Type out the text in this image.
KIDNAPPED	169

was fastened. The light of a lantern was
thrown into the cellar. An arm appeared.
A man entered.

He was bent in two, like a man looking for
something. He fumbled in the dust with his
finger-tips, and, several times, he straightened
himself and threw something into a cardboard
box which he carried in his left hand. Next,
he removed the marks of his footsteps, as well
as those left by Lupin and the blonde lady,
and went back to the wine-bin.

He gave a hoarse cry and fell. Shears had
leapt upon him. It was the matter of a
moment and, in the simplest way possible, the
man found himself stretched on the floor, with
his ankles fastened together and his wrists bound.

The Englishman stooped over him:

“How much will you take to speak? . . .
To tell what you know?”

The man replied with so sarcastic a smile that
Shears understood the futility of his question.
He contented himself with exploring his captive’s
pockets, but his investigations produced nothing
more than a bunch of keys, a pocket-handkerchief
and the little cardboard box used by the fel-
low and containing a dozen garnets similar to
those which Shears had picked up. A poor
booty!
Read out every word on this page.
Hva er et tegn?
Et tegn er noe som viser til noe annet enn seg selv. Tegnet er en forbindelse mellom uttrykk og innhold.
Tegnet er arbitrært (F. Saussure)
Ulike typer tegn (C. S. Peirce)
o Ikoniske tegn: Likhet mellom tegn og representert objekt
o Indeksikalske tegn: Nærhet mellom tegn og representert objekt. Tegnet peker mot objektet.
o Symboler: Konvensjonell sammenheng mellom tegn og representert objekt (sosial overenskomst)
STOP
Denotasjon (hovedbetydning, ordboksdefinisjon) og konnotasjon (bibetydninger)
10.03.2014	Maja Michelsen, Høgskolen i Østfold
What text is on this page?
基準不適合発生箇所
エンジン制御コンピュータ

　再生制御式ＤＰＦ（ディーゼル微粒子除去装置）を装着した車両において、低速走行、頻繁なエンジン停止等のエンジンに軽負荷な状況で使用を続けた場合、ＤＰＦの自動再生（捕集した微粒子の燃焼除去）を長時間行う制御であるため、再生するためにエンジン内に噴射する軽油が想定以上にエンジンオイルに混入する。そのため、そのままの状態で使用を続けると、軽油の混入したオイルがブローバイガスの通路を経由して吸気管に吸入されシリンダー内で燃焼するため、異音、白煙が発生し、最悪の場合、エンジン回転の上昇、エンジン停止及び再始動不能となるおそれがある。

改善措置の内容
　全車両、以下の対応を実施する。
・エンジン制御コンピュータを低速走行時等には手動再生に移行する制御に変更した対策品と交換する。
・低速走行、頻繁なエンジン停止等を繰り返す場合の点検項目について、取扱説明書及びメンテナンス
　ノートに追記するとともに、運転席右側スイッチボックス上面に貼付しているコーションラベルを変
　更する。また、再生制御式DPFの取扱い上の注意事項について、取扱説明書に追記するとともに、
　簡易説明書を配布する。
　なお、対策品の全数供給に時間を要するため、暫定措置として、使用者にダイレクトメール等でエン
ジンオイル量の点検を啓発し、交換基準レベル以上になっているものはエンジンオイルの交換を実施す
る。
──────
# What the task requires
Copy the records above exactly as they appear.

# Result of this task
Type out the text in this image.
KIDNAPPED	169

was fastened. The light of a lantern was
thrown into the cellar. An arm appeared.
A man entered.

He was bent in two, like a man looking for
something. He fumbled in the dust with his
finger-tips, and, several times, he straightened
himself and threw something into a cardboard
box which he carried in his left hand. Next,
he removed the marks of his footsteps, as well
as those left by Lupin and the blonde lady,
and went back to the wine-bin.

He gave a hoarse cry and fell. Shears had
leapt upon him. It was the matter of a
moment and, in the simplest way possible, the
man found himself stretched on the floor, with
his ankles fastened together and his wrists bound.

The Englishman stooped over him:

“How much will you take to speak? . . .
To tell what you know?”

The man replied with so sarcastic a smile that
Shears understood the futility of his question.
He contented himself with exploring his captive’s
pockets, but his investigations produced nothing
more than a bunch of keys, a pocket-handkerchief
and the little cardboard box used by the fel-
low and containing a dozen garnets similar to
those which Shears had picked up. A poor
booty!
Read out every word on this page.
Hva er et tegn?
Et tegn er noe som viser til noe annet enn seg selv. Tegnet er en forbindelse mellom uttrykk og innhold.
Tegnet er arbitrært (F. Saussure)
Ulike typer tegn (C. S. Peirce)
o Ikoniske tegn: Likhet mellom tegn og representert objekt
o Indeksikalske tegn: Nærhet mellom tegn og representert objekt. Tegnet peker mot objektet.
o Symboler: Konvensjonell sammenheng mellom tegn og representert objekt (sosial overenskomst)
STOP
Denotasjon (hovedbetydning, ordboksdefinisjon) og konnotasjon (bibetydninger)
10.03.2014	Maja Michelsen, Høgskolen i Østfold
What text is on this page?
基準不適合発生箇所
エンジン制御コンピュータ

　再生制御式ＤＰＦ（ディーゼル微粒子除去装置）を装着した車両において、低速走行、頻繁なエンジン停止等のエンジンに軽負荷な状況で使用を続けた場合、ＤＰＦの自動再生（捕集した微粒子の燃焼除去）を長時間行う制御であるため、再生するためにエンジン内に噴射する軽油が想定以上にエンジンオイルに混入する。そのため、そのままの状態で使用を続けると、軽油の混入したオイルがブローバイガスの通路を経由して吸気管に吸入されシリンダー内で燃焼するため、異音、白煙が発生し、最悪の場合、エンジン回転の上昇、エンジン停止及び再始動不能となるおそれがある。

改善措置の内容
　全車両、以下の対応を実施する。
・エンジン制御コンピュータを低速走行時等には手動再生に移行する制御に変更した対策品と交換する。
・低速走行、頻繁なエンジン停止等を繰り返す場合の点検項目について、取扱説明書及びメンテナンス
　ノートに追記するとともに、運転席右側スイッチボックス上面に貼付しているコーションラベルを変
　更する。また、再生制御式DPFの取扱い上の注意事項について、取扱説明書に追記するとともに、
　簡易説明書を配布する。
　なお、対策品の全数供給に時間を要するため、暫定措置として、使用者にダイレクトメール等でエン
ジンオイル量の点検を啓発し、交換基準レベル以上になっているものはエンジンオイルの交換を実施す
る。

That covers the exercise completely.